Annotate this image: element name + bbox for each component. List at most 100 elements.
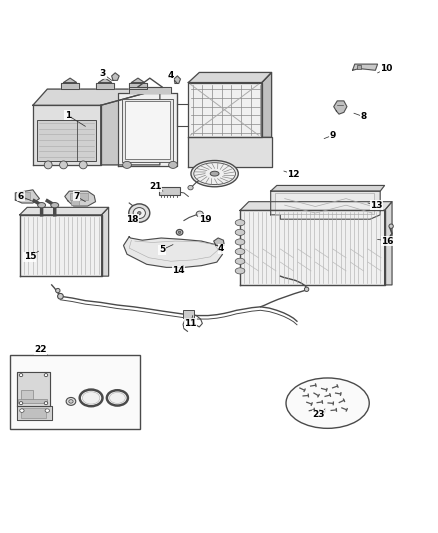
Polygon shape xyxy=(271,191,380,219)
Bar xyxy=(159,187,180,195)
Ellipse shape xyxy=(389,224,393,229)
Polygon shape xyxy=(17,406,52,420)
Text: 9: 9 xyxy=(324,131,336,140)
Ellipse shape xyxy=(19,374,23,377)
Ellipse shape xyxy=(206,174,223,184)
Ellipse shape xyxy=(19,402,23,405)
Bar xyxy=(18,399,47,403)
Ellipse shape xyxy=(51,203,59,208)
Ellipse shape xyxy=(38,203,46,208)
Text: 4: 4 xyxy=(168,71,177,84)
Ellipse shape xyxy=(138,212,141,215)
Ellipse shape xyxy=(235,258,245,264)
Polygon shape xyxy=(101,89,160,165)
Bar xyxy=(357,65,361,69)
Polygon shape xyxy=(112,73,119,80)
Polygon shape xyxy=(385,201,392,285)
Ellipse shape xyxy=(235,220,245,226)
Polygon shape xyxy=(20,207,109,215)
Polygon shape xyxy=(188,83,262,138)
Ellipse shape xyxy=(235,239,245,245)
Polygon shape xyxy=(240,211,385,285)
Ellipse shape xyxy=(66,398,76,405)
Polygon shape xyxy=(65,191,95,206)
Text: 6: 6 xyxy=(18,192,32,201)
Polygon shape xyxy=(131,78,145,83)
Polygon shape xyxy=(118,93,177,166)
Text: 3: 3 xyxy=(100,69,112,80)
Ellipse shape xyxy=(60,161,67,169)
Polygon shape xyxy=(188,138,272,167)
Polygon shape xyxy=(20,215,102,276)
Text: 5: 5 xyxy=(159,245,173,254)
Polygon shape xyxy=(17,373,50,406)
Text: 16: 16 xyxy=(378,237,394,246)
Ellipse shape xyxy=(82,392,100,404)
Text: 1: 1 xyxy=(65,111,85,126)
Text: 10: 10 xyxy=(378,64,392,73)
Polygon shape xyxy=(271,185,385,191)
Ellipse shape xyxy=(56,288,60,293)
Polygon shape xyxy=(240,201,392,211)
Ellipse shape xyxy=(44,402,48,405)
Bar xyxy=(21,408,46,418)
Text: 4: 4 xyxy=(215,244,224,254)
Polygon shape xyxy=(33,106,101,165)
Ellipse shape xyxy=(129,204,150,222)
Polygon shape xyxy=(188,72,272,83)
Ellipse shape xyxy=(304,287,309,292)
Ellipse shape xyxy=(196,211,203,217)
Bar xyxy=(125,101,170,159)
Polygon shape xyxy=(129,83,147,89)
Bar xyxy=(71,200,79,205)
Ellipse shape xyxy=(110,392,125,403)
Ellipse shape xyxy=(20,409,24,413)
Polygon shape xyxy=(174,76,180,84)
Text: 22: 22 xyxy=(34,345,47,355)
Ellipse shape xyxy=(191,160,238,187)
Ellipse shape xyxy=(123,161,131,168)
Ellipse shape xyxy=(79,161,87,169)
Text: 14: 14 xyxy=(173,265,185,276)
Polygon shape xyxy=(334,101,347,114)
Polygon shape xyxy=(96,83,114,89)
Polygon shape xyxy=(353,64,378,70)
Polygon shape xyxy=(102,207,109,276)
Polygon shape xyxy=(15,190,39,203)
Ellipse shape xyxy=(178,231,181,233)
Bar xyxy=(122,99,173,162)
Bar xyxy=(275,193,374,214)
Polygon shape xyxy=(262,72,272,138)
Ellipse shape xyxy=(188,185,193,190)
Bar xyxy=(21,391,33,400)
Text: 19: 19 xyxy=(198,215,211,224)
Text: 11: 11 xyxy=(184,316,197,328)
Text: 12: 12 xyxy=(284,170,300,179)
Text: 23: 23 xyxy=(313,409,325,419)
Polygon shape xyxy=(61,83,79,89)
Bar xyxy=(10,355,140,429)
Ellipse shape xyxy=(169,161,177,168)
Ellipse shape xyxy=(176,230,183,235)
Ellipse shape xyxy=(286,378,369,429)
Bar xyxy=(18,192,30,199)
Text: 21: 21 xyxy=(149,182,163,191)
Ellipse shape xyxy=(44,161,52,169)
Text: 15: 15 xyxy=(24,251,39,261)
Ellipse shape xyxy=(194,163,236,184)
Ellipse shape xyxy=(69,400,73,403)
Ellipse shape xyxy=(44,374,48,377)
Ellipse shape xyxy=(133,207,145,219)
Polygon shape xyxy=(33,89,160,106)
Ellipse shape xyxy=(235,229,245,236)
Ellipse shape xyxy=(235,268,245,274)
Polygon shape xyxy=(124,237,223,268)
Text: 18: 18 xyxy=(126,215,139,224)
Polygon shape xyxy=(64,78,77,83)
Ellipse shape xyxy=(235,248,245,255)
Text: 7: 7 xyxy=(74,192,85,201)
Polygon shape xyxy=(129,87,171,93)
Polygon shape xyxy=(99,78,112,83)
Bar xyxy=(183,310,194,318)
Text: 8: 8 xyxy=(354,112,367,121)
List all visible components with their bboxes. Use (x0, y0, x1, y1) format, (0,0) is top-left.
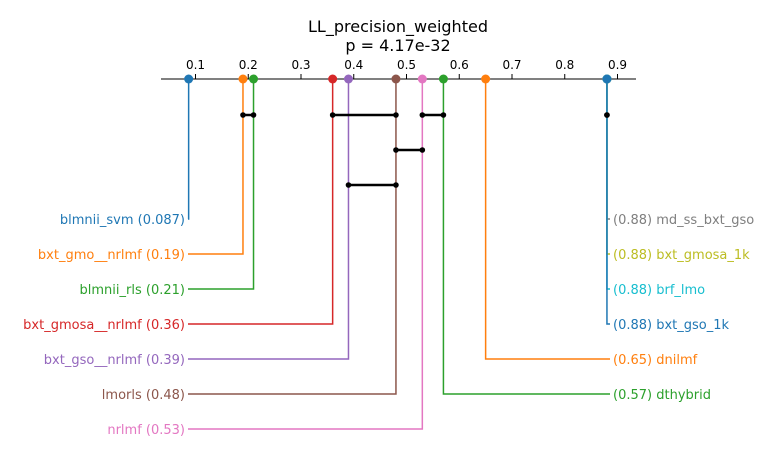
method-label-bxt_gmosa__nrlmf: bxt_gmosa__nrlmf (0.36) (23, 318, 185, 333)
clique-end-dot (419, 147, 426, 153)
clique-end-dot (440, 112, 447, 118)
method-value: (0.53) (146, 423, 185, 438)
method-name: brf_lmo (656, 283, 705, 298)
method-connector-lmorls (188, 79, 397, 395)
clique-end-dot (250, 112, 257, 118)
method-name: bxt_gso__nrlmf (44, 353, 142, 368)
method-value: (0.88) (613, 213, 652, 228)
method-name: bxt_gmosa__nrlmf (23, 318, 142, 333)
method-value: (0.19) (146, 248, 185, 263)
axis-tick-label: 0.1 (186, 58, 205, 72)
method-marker-dnilmf (481, 74, 491, 84)
method-value: (0.39) (146, 353, 185, 368)
method-value: (0.65) (613, 353, 652, 368)
axis-tick-label: 0.7 (502, 58, 521, 72)
method-value: (0.88) (613, 283, 652, 298)
method-labels: blmnii_svm (0.087)bxt_gmo__nrlmf (0.19)b… (23, 213, 754, 438)
method-label-lmorls: lmorls (0.48) (102, 388, 185, 403)
method-connector-bxt_gmosa__nrlmf (188, 79, 334, 325)
clique-end-dot (393, 182, 399, 188)
chart-title: LL_precision_weighted (308, 17, 488, 37)
method-label-dthybrid: (0.57) dthybrid (613, 388, 711, 403)
method-connector-dthybrid (442, 79, 610, 395)
method-marker-lmorls (391, 74, 401, 84)
method-connector-dnilmf (484, 79, 610, 360)
clique-end-dot (345, 182, 352, 188)
clique-end-dot (604, 112, 610, 118)
method-label-dnilmf: (0.65) dnilmf (613, 353, 698, 368)
axis-ticks: 0.1 0.2 0.3 0.4 0.5 0.6 0.7 0.8 0.9 (186, 58, 627, 79)
method-value: (0.88) (613, 248, 652, 263)
axis-tick-label: 0.6 (450, 58, 469, 72)
method-connector-bxt_gso__nrlmf (188, 79, 350, 360)
chart-subtitle: p = 4.17e-32 (345, 36, 450, 55)
method-marker-dthybrid (438, 74, 448, 84)
method-name: nrlmf (107, 423, 142, 438)
method-value: (0.087) (138, 213, 185, 228)
method-label-md_ss_bxt_gso: (0.88) md_ss_bxt_gso (613, 213, 754, 228)
method-name: blmnii_svm (60, 213, 134, 228)
method-name: lmorls (102, 388, 142, 403)
axis-tick-label: 0.8 (555, 58, 574, 72)
method-marker-nrlmf (417, 74, 427, 84)
method-name: bxt_gmo__nrlmf (38, 248, 142, 263)
method-label-blmnii_rls: blmnii_rls (0.21) (80, 283, 185, 298)
axis-tick-label: 0.5 (397, 58, 416, 72)
clique-end-dot (329, 112, 336, 118)
axis-tick-label: 0.4 (344, 58, 363, 72)
clique-bars (240, 112, 610, 188)
method-value: (0.88) (613, 318, 652, 333)
method-marker-bxt_gmosa__nrlmf (328, 74, 338, 84)
method-marker-bxt_gso__nrlmf (343, 74, 353, 84)
method-value: (0.36) (146, 318, 185, 333)
method-label-nrlmf: nrlmf (0.53) (107, 423, 185, 438)
method-marker-blmnii_rls (249, 74, 259, 84)
method-connector-blmnii_rls (188, 79, 255, 290)
method-label-brf_lmo: (0.88) brf_lmo (613, 283, 705, 298)
method-name: dnilmf (656, 353, 697, 368)
axis-tick-label: 0.2 (239, 58, 258, 72)
method-name: bxt_gso_1k (656, 318, 729, 333)
method-label-bxt_gmosa_1k: (0.88) bxt_gmosa_1k (613, 248, 750, 263)
clique-end-dot (240, 112, 246, 118)
method-value: (0.48) (146, 388, 185, 403)
method-connector-blmnii_svm (187, 79, 190, 220)
method-label-blmnii_svm: blmnii_svm (0.087) (60, 213, 185, 228)
method-connector-bxt_gmo__nrlmf (188, 79, 244, 255)
method-label-bxt_gso__nrlmf: bxt_gso__nrlmf (0.39) (44, 353, 185, 368)
method-connector-bxt_gso_1k (606, 79, 610, 325)
method-name: blmnii_rls (80, 283, 142, 298)
method-marker-blmnii_svm (184, 74, 194, 84)
method-marker-bxt_gmo__nrlmf (238, 74, 248, 84)
axis-tick-label: 0.9 (608, 58, 627, 72)
method-connectors (184, 74, 612, 430)
method-value: (0.21) (146, 283, 185, 298)
method-connector-nrlmf (188, 79, 424, 430)
clique-end-dot (393, 147, 399, 153)
method-marker-bxt_gso_1k (602, 74, 612, 84)
axis-tick-label: 0.3 (291, 58, 310, 72)
method-label-bxt_gso_1k: (0.88) bxt_gso_1k (613, 318, 730, 333)
method-name: md_ss_bxt_gso (656, 213, 754, 228)
method-name: dthybrid (656, 388, 711, 403)
method-value: (0.57) (613, 388, 652, 403)
clique-end-dot (393, 112, 399, 118)
method-label-bxt_gmo__nrlmf: bxt_gmo__nrlmf (0.19) (38, 248, 185, 263)
clique-end-dot (419, 112, 426, 118)
method-name: bxt_gmosa_1k (656, 248, 750, 263)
· · · ·
▶ TRAVAIL DEMANDÉ
Pouvez-vous réécrire en liste JSON de chaînes, à raison d'une chaîne par ligne et sans les lignes vides, les lignes qui vont de celle contenant « Polygon shape xyxy=(271,191,380,219) » jusqu'à celle contenant « Polygon shape xyxy=(65,191,95,206) » incluse ?

▶ RÉPONSE RÉDIGÉE
[
  "Polygon shape xyxy=(271,191,380,219)",
  "Bar xyxy=(159,187,180,195)",
  "Ellipse shape xyxy=(389,224,393,229)",
  "Polygon shape xyxy=(17,406,52,420)",
  "Text: 9: 9 xyxy=(324,131,336,140)",
  "Ellipse shape xyxy=(19,374,23,377)",
  "Ellipse shape xyxy=(206,174,223,184)",
  "Ellipse shape xyxy=(19,402,23,405)",
  "Bar xyxy=(18,399,47,403)",
  "Ellipse shape xyxy=(51,203,59,208)",
  "Ellipse shape xyxy=(38,203,46,208)",
  "Text: 4: 4 xyxy=(168,71,177,84)",
  "Ellipse shape xyxy=(138,212,141,215)",
  "Ellipse shape xyxy=(235,258,245,264)",
  "Polygon shape xyxy=(101,89,160,165)",
  "Bar xyxy=(357,65,361,69)",
  "Polygon shape xyxy=(112,73,119,80)",
  "Polygon shape xyxy=(385,201,392,285)",
  "Ellipse shape xyxy=(235,220,245,226)",
  "Polygon shape xyxy=(20,207,109,215)",
  "Polygon shape xyxy=(188,83,262,138)",
  "Ellipse shape xyxy=(235,239,245,245)",
  "Polygon shape xyxy=(240,211,385,285)",
  "Ellipse shape xyxy=(66,398,76,405)",
  "Polygon shape xyxy=(65,191,95,206)"
]